INFORMATION PROVIDED -

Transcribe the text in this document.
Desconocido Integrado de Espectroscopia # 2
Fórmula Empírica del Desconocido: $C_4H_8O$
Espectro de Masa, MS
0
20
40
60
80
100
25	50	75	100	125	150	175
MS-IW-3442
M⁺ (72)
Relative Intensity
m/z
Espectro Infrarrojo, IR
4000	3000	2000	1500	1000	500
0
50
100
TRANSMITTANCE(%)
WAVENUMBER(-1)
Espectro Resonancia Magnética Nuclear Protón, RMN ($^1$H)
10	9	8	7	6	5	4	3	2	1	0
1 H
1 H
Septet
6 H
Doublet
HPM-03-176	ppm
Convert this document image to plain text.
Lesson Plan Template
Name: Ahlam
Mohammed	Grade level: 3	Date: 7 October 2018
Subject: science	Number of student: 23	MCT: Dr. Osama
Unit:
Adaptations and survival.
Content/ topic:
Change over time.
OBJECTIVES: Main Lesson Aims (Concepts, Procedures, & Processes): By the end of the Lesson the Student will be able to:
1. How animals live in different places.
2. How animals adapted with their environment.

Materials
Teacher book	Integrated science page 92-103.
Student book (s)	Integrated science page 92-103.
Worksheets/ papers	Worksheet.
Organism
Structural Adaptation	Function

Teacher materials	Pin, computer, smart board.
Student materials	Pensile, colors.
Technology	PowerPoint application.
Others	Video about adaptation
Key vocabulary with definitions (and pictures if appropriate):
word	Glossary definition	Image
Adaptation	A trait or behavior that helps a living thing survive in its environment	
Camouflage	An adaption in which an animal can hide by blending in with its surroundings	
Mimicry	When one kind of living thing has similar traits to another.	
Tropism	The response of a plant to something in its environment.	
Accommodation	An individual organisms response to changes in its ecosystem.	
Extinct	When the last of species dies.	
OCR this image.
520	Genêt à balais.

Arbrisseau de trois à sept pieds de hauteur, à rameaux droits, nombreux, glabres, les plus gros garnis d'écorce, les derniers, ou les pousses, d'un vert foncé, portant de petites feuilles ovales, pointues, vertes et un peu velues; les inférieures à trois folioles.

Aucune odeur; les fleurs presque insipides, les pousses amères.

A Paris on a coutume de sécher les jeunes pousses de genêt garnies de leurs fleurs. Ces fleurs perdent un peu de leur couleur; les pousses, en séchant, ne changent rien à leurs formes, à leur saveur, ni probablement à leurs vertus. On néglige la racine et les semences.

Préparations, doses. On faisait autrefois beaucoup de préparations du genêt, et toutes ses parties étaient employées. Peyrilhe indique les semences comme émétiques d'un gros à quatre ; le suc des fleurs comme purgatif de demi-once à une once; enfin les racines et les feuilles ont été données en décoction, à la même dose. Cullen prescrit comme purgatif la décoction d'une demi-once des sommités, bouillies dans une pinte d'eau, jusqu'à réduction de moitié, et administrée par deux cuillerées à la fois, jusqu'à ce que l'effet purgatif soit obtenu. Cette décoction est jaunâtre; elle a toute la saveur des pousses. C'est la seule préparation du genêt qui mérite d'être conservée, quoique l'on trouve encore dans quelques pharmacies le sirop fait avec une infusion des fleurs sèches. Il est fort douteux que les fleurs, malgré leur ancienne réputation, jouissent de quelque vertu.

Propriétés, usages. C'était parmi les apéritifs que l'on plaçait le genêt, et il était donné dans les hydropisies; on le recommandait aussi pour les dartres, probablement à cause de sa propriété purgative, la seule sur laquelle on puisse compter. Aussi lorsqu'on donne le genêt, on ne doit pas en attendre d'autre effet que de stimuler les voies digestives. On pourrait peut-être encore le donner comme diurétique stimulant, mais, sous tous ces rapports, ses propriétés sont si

EXERCISE DIRECTIONS - Transcribe every record above exactly as it appears.

RESPONSE FOR THIS EXERCISE -
Transcribe the text in this document.
Desconocido Integrado de Espectroscopia # 2
Fórmula Empírica del Desconocido: $C_4H_8O$
Espectro de Masa, MS
0
20
40
60
80
100
25	50	75	100	125	150	175
MS-IW-3442
M⁺ (72)
Relative Intensity
m/z
Espectro Infrarrojo, IR
4000	3000	2000	1500	1000	500
0
50
100
TRANSMITTANCE(%)
WAVENUMBER(-1)
Espectro Resonancia Magnética Nuclear Protón, RMN ($^1$H)
10	9	8	7	6	5	4	3	2	1	0
1 H
1 H
Septet
6 H
Doublet
HPM-03-176	ppm
Convert this document image to plain text.
Lesson Plan Template
Name: Ahlam
Mohammed	Grade level: 3	Date: 7 October 2018
Subject: science	Number of student: 23	MCT: Dr. Osama
Unit:
Adaptations and survival.
Content/ topic:
Change over time.
OBJECTIVES: Main Lesson Aims (Concepts, Procedures, & Processes): By the end of the Lesson the Student will be able to:
1. How animals live in different places.
2. How animals adapted with their environment.

Materials
Teacher book	Integrated science page 92-103.
Student book (s)	Integrated science page 92-103.
Worksheets/ papers	Worksheet.
Organism
Structural Adaptation	Function

Teacher materials	Pin, computer, smart board.
Student materials	Pensile, colors.
Technology	PowerPoint application.
Others	Video about adaptation
Key vocabulary with definitions (and pictures if appropriate):
word	Glossary definition	Image
Adaptation	A trait or behavior that helps a living thing survive in its environment	
Camouflage	An adaption in which an animal can hide by blending in with its surroundings	
Mimicry	When one kind of living thing has similar traits to another.	
Tropism	The response of a plant to something in its environment.	
Accommodation	An individual organisms response to changes in its ecosystem.	
Extinct	When the last of species dies.	
OCR this image.
520	Genêt à balais.

Arbrisseau de trois à sept pieds de hauteur, à rameaux droits, nombreux, glabres, les plus gros garnis d'écorce, les derniers, ou les pousses, d'un vert foncé, portant de petites feuilles ovales, pointues, vertes et un peu velues; les inférieures à trois folioles.

Aucune odeur; les fleurs presque insipides, les pousses amères.

A Paris on a coutume de sécher les jeunes pousses de genêt garnies de leurs fleurs. Ces fleurs perdent un peu de leur couleur; les pousses, en séchant, ne changent rien à leurs formes, à leur saveur, ni probablement à leurs vertus. On néglige la racine et les semences.

Préparations, doses. On faisait autrefois beaucoup de préparations du genêt, et toutes ses parties étaient employées. Peyrilhe indique les semences comme émétiques d'un gros à quatre ; le suc des fleurs comme purgatif de demi-once à une once; enfin les racines et les feuilles ont été données en décoction, à la même dose. Cullen prescrit comme purgatif la décoction d'une demi-once des sommités, bouillies dans une pinte d'eau, jusqu'à réduction de moitié, et administrée par deux cuillerées à la fois, jusqu'à ce que l'effet purgatif soit obtenu. Cette décoction est jaunâtre; elle a toute la saveur des pousses. C'est la seule préparation du genêt qui mérite d'être conservée, quoique l'on trouve encore dans quelques pharmacies le sirop fait avec une infusion des fleurs sèches. Il est fort douteux que les fleurs, malgré leur ancienne réputation, jouissent de quelque vertu.

Propriétés, usages. C'était parmi les apéritifs que l'on plaçait le genêt, et il était donné dans les hydropisies; on le recommandait aussi pour les dartres, probablement à cause de sa propriété purgative, la seule sur laquelle on puisse compter. Aussi lorsqu'on donne le genêt, on ne doit pas en attendre d'autre effet que de stimuler les voies digestives. On pourrait peut-être encore le donner comme diurétique stimulant, mais, sous tous ces rapports, ses propriétés sont si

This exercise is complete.